*What the exercise asks*:
Retyping should cover only the lines from the one containing "Parse this screenshot: output" through the final line of the records, with pictures omitted.

--- start ---

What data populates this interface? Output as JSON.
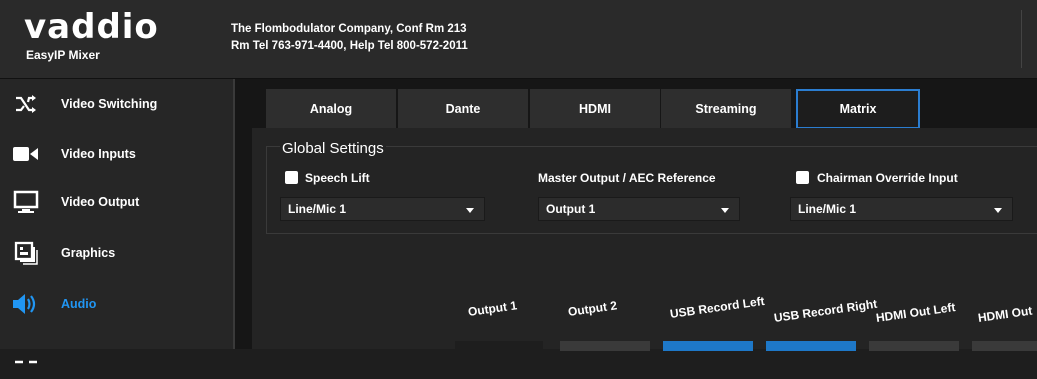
{
  "brand": {
    "logo_text": "vaddio",
    "product": "EasyIP Mixer"
  },
  "header": {
    "line1": "The Flombodulator Company, Conf Rm 213",
    "line2": "Rm Tel 763-971-4400, Help Tel 800-572-2011"
  },
  "sidebar": {
    "items": [
      {
        "label": "Video Switching",
        "icon": "shuffle-icon"
      },
      {
        "label": "Video Inputs",
        "icon": "video-camera-icon"
      },
      {
        "label": "Video Output",
        "icon": "monitor-icon"
      },
      {
        "label": "Graphics",
        "icon": "graphics-icon"
      },
      {
        "label": "Audio",
        "icon": "speaker-icon",
        "active": true
      }
    ]
  },
  "tabs": [
    {
      "label": "Analog"
    },
    {
      "label": "Dante"
    },
    {
      "label": "HDMI"
    },
    {
      "label": "Streaming"
    },
    {
      "label": "Matrix",
      "active": true
    }
  ],
  "global_settings": {
    "title": "Global Settings",
    "speech_lift_label": "Speech Lift",
    "speech_lift_select": "Line/Mic 1",
    "master_output_label": "Master Output / AEC Reference",
    "master_output_select": "Output 1",
    "chairman_label": "Chairman Override Input",
    "chairman_select": "Line/Mic 1"
  },
  "matrix": {
    "columns": [
      "Output 1",
      "Output 2",
      "USB Record Left",
      "USB Record Right",
      "HDMI Out Left",
      "HDMI Out"
    ]
  },
  "colors": {
    "accent": "#2196f3",
    "active_tab_border": "#2b7dd0",
    "cell_blue": "#1e78c8",
    "cell_gray": "#3a3a3a"
  }
}
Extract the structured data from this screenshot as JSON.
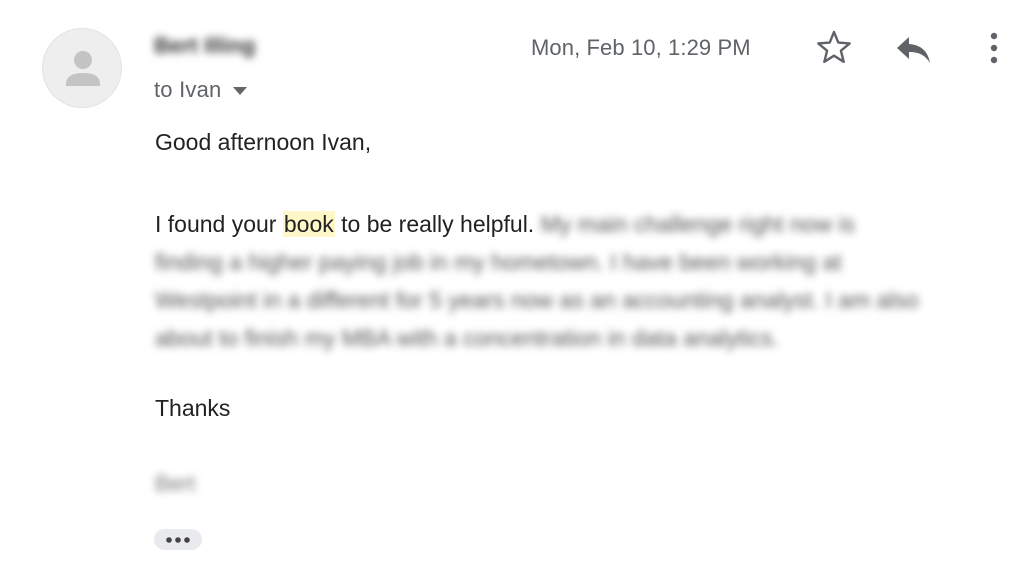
{
  "message": {
    "sender_name": "Bert Illing",
    "avatar_icon": "person-placeholder-icon",
    "recipient_prefix": "to",
    "recipient_name": "Ivan",
    "date": "Mon, Feb 10, 1:29 PM",
    "icons": {
      "star": "star-outline-icon",
      "reply": "reply-icon",
      "more": "more-vert-icon",
      "expand": "chevron-down-icon",
      "trimmed": "more-horiz-icon"
    },
    "body": {
      "greeting": "Good afternoon Ivan,",
      "line1_before": "I found your ",
      "line1_highlight": "book",
      "line1_after": " to be really helpful.",
      "line1_blurred": " My main challenge right now is",
      "blurred_lines": [
        "finding a higher paying job in my hometown. I have been working at",
        "Westpoint in a different for 5 years now as an accounting analyst. I am also",
        "about to finish my MBA with a concentration in data analytics."
      ],
      "closing": "Thanks",
      "signature": "Bert"
    }
  },
  "colors": {
    "highlight": "#fef7c8",
    "secondary_text": "#5f6368",
    "primary_text": "#222222"
  }
}
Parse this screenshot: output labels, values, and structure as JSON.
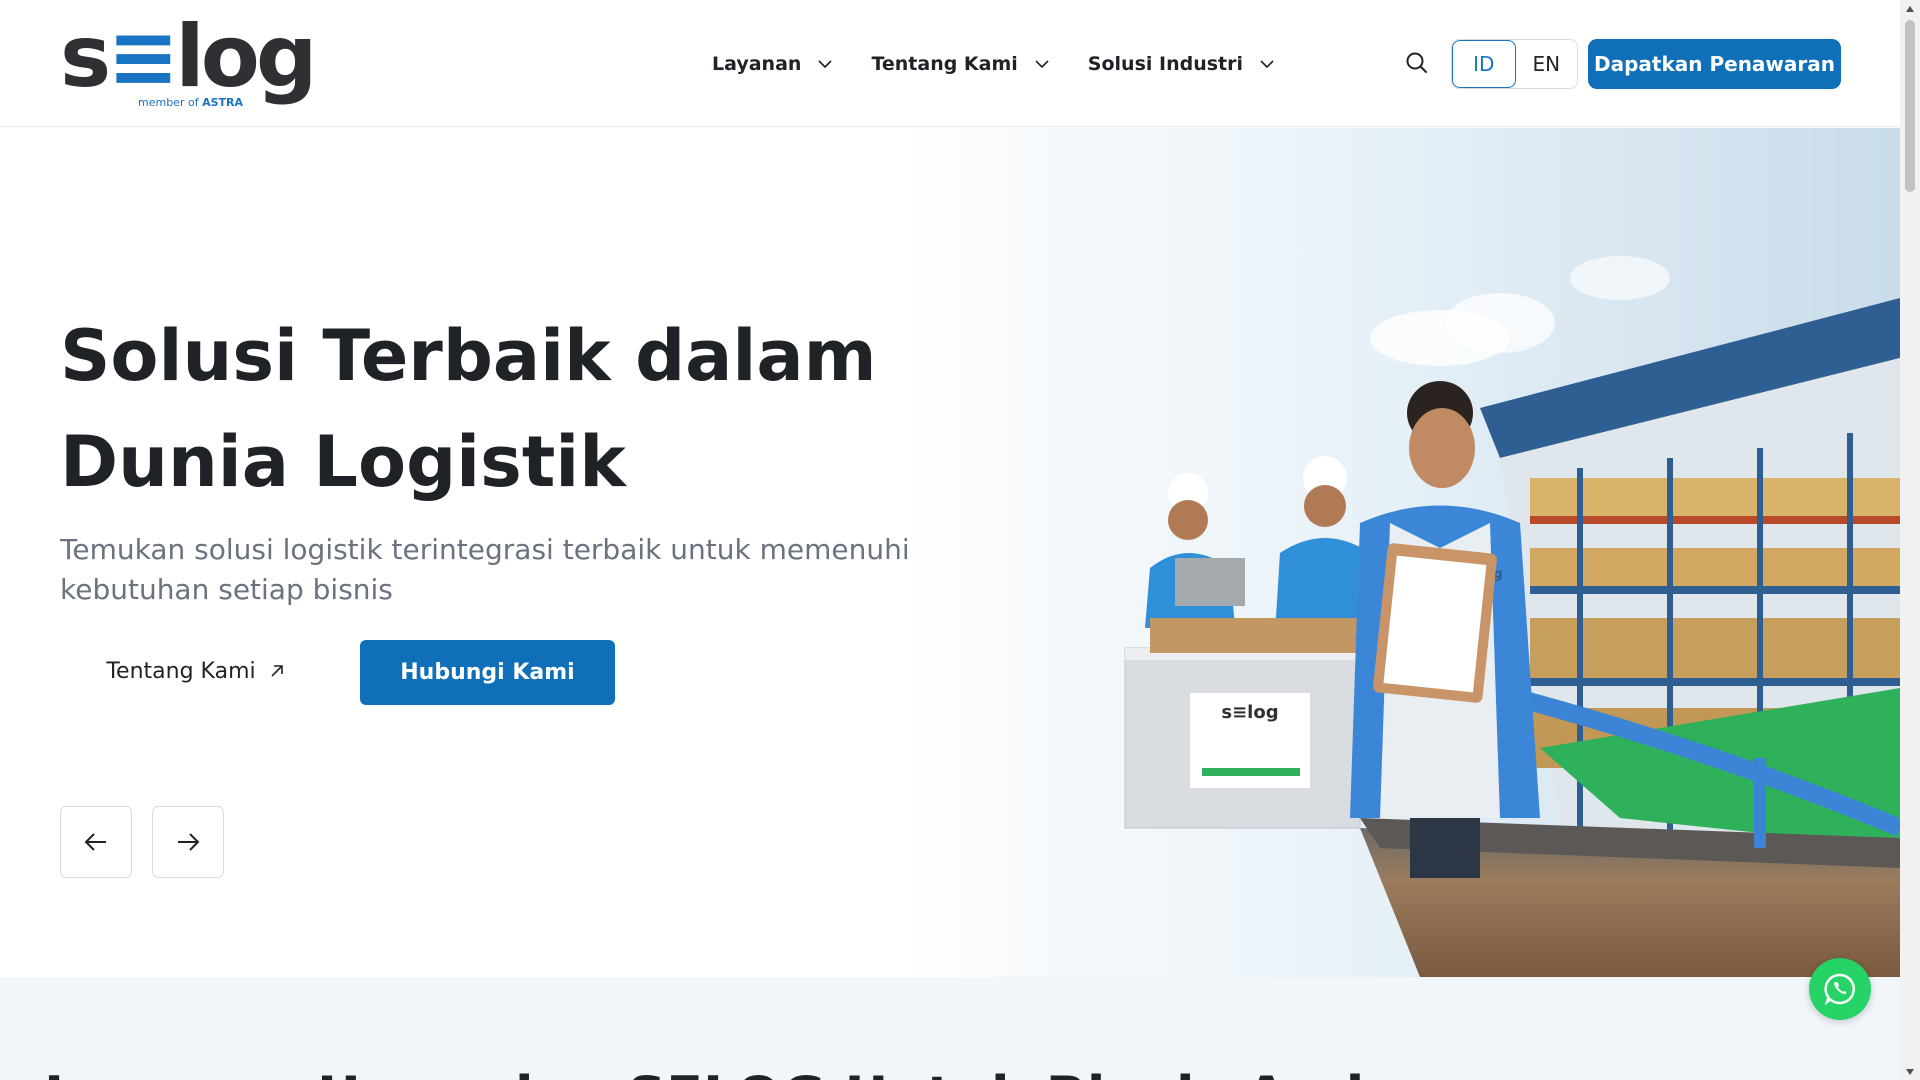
{
  "header": {
    "logo_text_s": "s",
    "logo_text_e": "≡",
    "logo_text_rest": "log",
    "logo_sub_prefix": "member of",
    "logo_sub_brand": "ASTRA",
    "nav": [
      {
        "label": "Layanan"
      },
      {
        "label": "Tentang Kami"
      },
      {
        "label": "Solusi Industri"
      }
    ],
    "lang": {
      "id": "ID",
      "en": "EN",
      "active": "ID"
    },
    "cta_label": "Dapatkan Penawaran"
  },
  "hero": {
    "title": "Solusi Terbaik dalam Dunia Logistik",
    "subtitle": "Temukan solusi logistik terintegrasi terbaik untuk memenuhi kebutuhan setiap bisnis",
    "secondary_button": "Tentang Kami",
    "primary_button": "Hubungi Kami",
    "illustration": {
      "uniform_logo": "s≡log",
      "screen_logo": "s≡log"
    }
  },
  "section2": {
    "title": "Layanan Unggulan SELOG Untuk Bisnis Anda"
  },
  "colors": {
    "primary": "#0f6fb8",
    "accent": "#1a74c4",
    "text": "#1f2328",
    "muted": "#6b7280",
    "whatsapp": "#25d366",
    "section_bg": "#f2f6fb"
  },
  "icons": {
    "search": "search-icon",
    "chevron": "chevron-down-icon",
    "external": "arrow-up-right-icon",
    "prev": "arrow-left-icon",
    "next": "arrow-right-icon",
    "whatsapp": "whatsapp-icon"
  }
}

--- end ---

*Correct response*:
Parse this screenshot: output labels, values, and structure as JSON.
{
  "header": {
    "logo_text_s": "s",
    "logo_text_e": "≡",
    "logo_text_rest": "log",
    "logo_sub_prefix": "member of",
    "logo_sub_brand": "ASTRA",
    "nav": [
      {
        "label": "Layanan"
      },
      {
        "label": "Tentang Kami"
      },
      {
        "label": "Solusi Industri"
      }
    ],
    "lang": {
      "id": "ID",
      "en": "EN",
      "active": "ID"
    },
    "cta_label": "Dapatkan Penawaran"
  },
  "hero": {
    "title": "Solusi Terbaik dalam Dunia Logistik",
    "subtitle": "Temukan solusi logistik terintegrasi terbaik untuk memenuhi kebutuhan setiap bisnis",
    "secondary_button": "Tentang Kami",
    "primary_button": "Hubungi Kami",
    "illustration": {
      "uniform_logo": "s≡log",
      "screen_logo": "s≡log"
    }
  },
  "section2": {
    "title": "Layanan Unggulan SELOG Untuk Bisnis Anda"
  },
  "colors": {
    "primary": "#0f6fb8",
    "accent": "#1a74c4",
    "text": "#1f2328",
    "muted": "#6b7280",
    "whatsapp": "#25d366",
    "section_bg": "#f2f6fb"
  },
  "icons": {
    "search": "search-icon",
    "chevron": "chevron-down-icon",
    "external": "arrow-up-right-icon",
    "prev": "arrow-left-icon",
    "next": "arrow-right-icon",
    "whatsapp": "whatsapp-icon"
  }
}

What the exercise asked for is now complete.